_TASK OBJECTIVE_
Print exactly the lines from the one containing "Transcribe this image's" through the last line of the records below, both included, and nothing else; omit any pictures.

** START **

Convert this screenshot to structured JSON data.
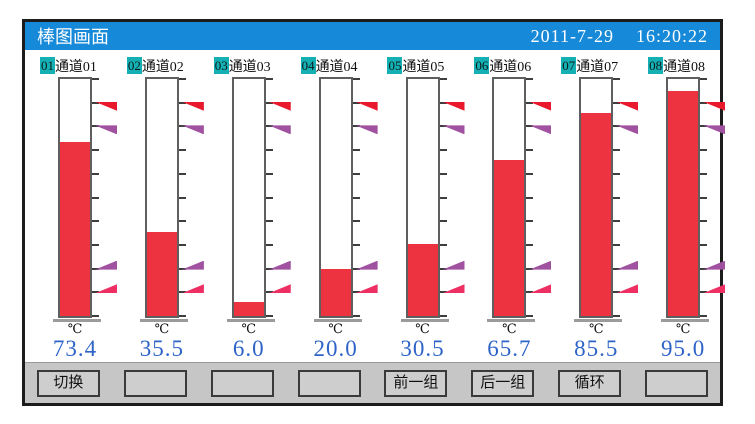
{
  "header": {
    "title": "棒图画面",
    "date": "2011-7-29",
    "time": "16:20:22"
  },
  "colors": {
    "titlebar_blue": "#1689d8",
    "badge_cyan": "#14b0b4",
    "bar_red": "#ee3340",
    "value_blue": "#2e64c8",
    "alarm_red": "#e8192d",
    "alarm_purple": "#a0519f",
    "alarm_pink": "#ee2f63"
  },
  "chart": {
    "unit": "℃",
    "scale_min": 0,
    "scale_max": 100,
    "alarms": [
      {
        "type": "hh",
        "value": 90,
        "color": "#e8192d",
        "direction": "high"
      },
      {
        "type": "h",
        "value": 80,
        "color": "#a0519f",
        "direction": "high"
      },
      {
        "type": "l",
        "value": 20,
        "color": "#a0519f",
        "direction": "low"
      },
      {
        "type": "ll",
        "value": 10,
        "color": "#ee2f63",
        "direction": "low"
      }
    ],
    "channels": [
      {
        "badge": "01",
        "name": "通道01",
        "value": "73.4",
        "percent": 73.4
      },
      {
        "badge": "02",
        "name": "通道02",
        "value": "35.5",
        "percent": 35.5
      },
      {
        "badge": "03",
        "name": "通道03",
        "value": "6.0",
        "percent": 6.0
      },
      {
        "badge": "04",
        "name": "通道04",
        "value": "20.0",
        "percent": 20.0
      },
      {
        "badge": "05",
        "name": "通道05",
        "value": "30.5",
        "percent": 30.5
      },
      {
        "badge": "06",
        "name": "通道06",
        "value": "65.7",
        "percent": 65.7
      },
      {
        "badge": "07",
        "name": "通道07",
        "value": "85.5",
        "percent": 85.5
      },
      {
        "badge": "08",
        "name": "通道08",
        "value": "95.0",
        "percent": 95.0
      }
    ]
  },
  "chart_data": {
    "type": "bar",
    "categories": [
      "通道01",
      "通道02",
      "通道03",
      "通道04",
      "通道05",
      "通道06",
      "通道07",
      "通道08"
    ],
    "values": [
      73.4,
      35.5,
      6.0,
      20.0,
      30.5,
      65.7,
      85.5,
      95.0
    ],
    "title": "棒图画面",
    "ylabel": "℃",
    "ylim": [
      0,
      100
    ],
    "annotations": {
      "alarm_hh": 90,
      "alarm_h": 80,
      "alarm_l": 20,
      "alarm_ll": 10
    }
  },
  "buttons": [
    {
      "label": "切换"
    },
    {
      "label": ""
    },
    {
      "label": ""
    },
    {
      "label": ""
    },
    {
      "label": "前一组"
    },
    {
      "label": "后一组"
    },
    {
      "label": "循环"
    },
    {
      "label": ""
    }
  ]
}
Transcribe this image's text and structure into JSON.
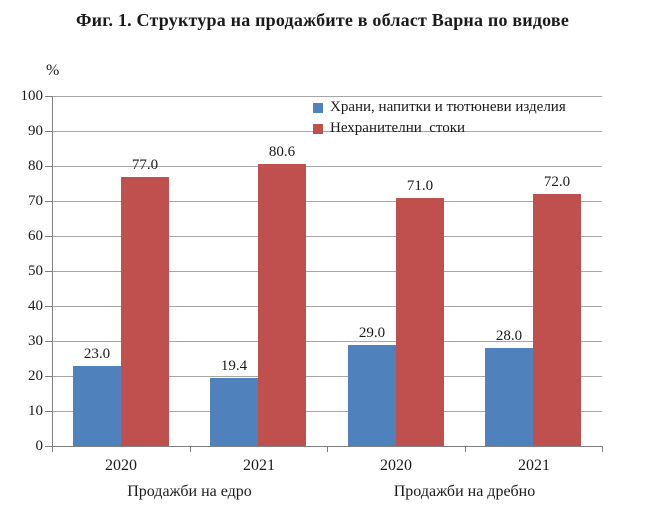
{
  "chart_data": {
    "type": "bar",
    "title": "Фиг. 1. Структура на продажбите в област Варна по видове",
    "ylabel": "%",
    "ylim": [
      0,
      100
    ],
    "ytick_step": 10,
    "grid": true,
    "legend_position": "top-right-inside",
    "categories": [
      "2020",
      "2021",
      "2020",
      "2021"
    ],
    "group_labels": [
      "Продажби на едро",
      "Продажби на дребно"
    ],
    "series": [
      {
        "name": "Храни, напитки и тютюневи изделия",
        "color": "#4F81BD",
        "values": [
          23.0,
          19.4,
          29.0,
          28.0
        ]
      },
      {
        "name": "Нехранителни  стоки",
        "color": "#C0504D",
        "values": [
          77.0,
          80.6,
          71.0,
          72.0
        ]
      }
    ],
    "value_label_decimals": 1,
    "colors": {
      "axis": "#7f7f7f",
      "gridline": "#a6a6a6",
      "text": "#1a1a1a",
      "background": "#ffffff"
    }
  }
}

** END **

_EXERCISE SOLUTION_
Transcribe this image's text and structure into JSON.
{
  "chart_data": {
    "type": "bar",
    "title": "Фиг. 1. Структура на продажбите в област Варна по видове",
    "ylabel": "%",
    "ylim": [
      0,
      100
    ],
    "ytick_step": 10,
    "grid": true,
    "legend_position": "top-right-inside",
    "categories": [
      "2020",
      "2021",
      "2020",
      "2021"
    ],
    "group_labels": [
      "Продажби на едро",
      "Продажби на дребно"
    ],
    "series": [
      {
        "name": "Храни, напитки и тютюневи изделия",
        "color": "#4F81BD",
        "values": [
          23.0,
          19.4,
          29.0,
          28.0
        ]
      },
      {
        "name": "Нехранителни  стоки",
        "color": "#C0504D",
        "values": [
          77.0,
          80.6,
          71.0,
          72.0
        ]
      }
    ],
    "value_label_decimals": 1,
    "colors": {
      "axis": "#7f7f7f",
      "gridline": "#a6a6a6",
      "text": "#1a1a1a",
      "background": "#ffffff"
    }
  }
}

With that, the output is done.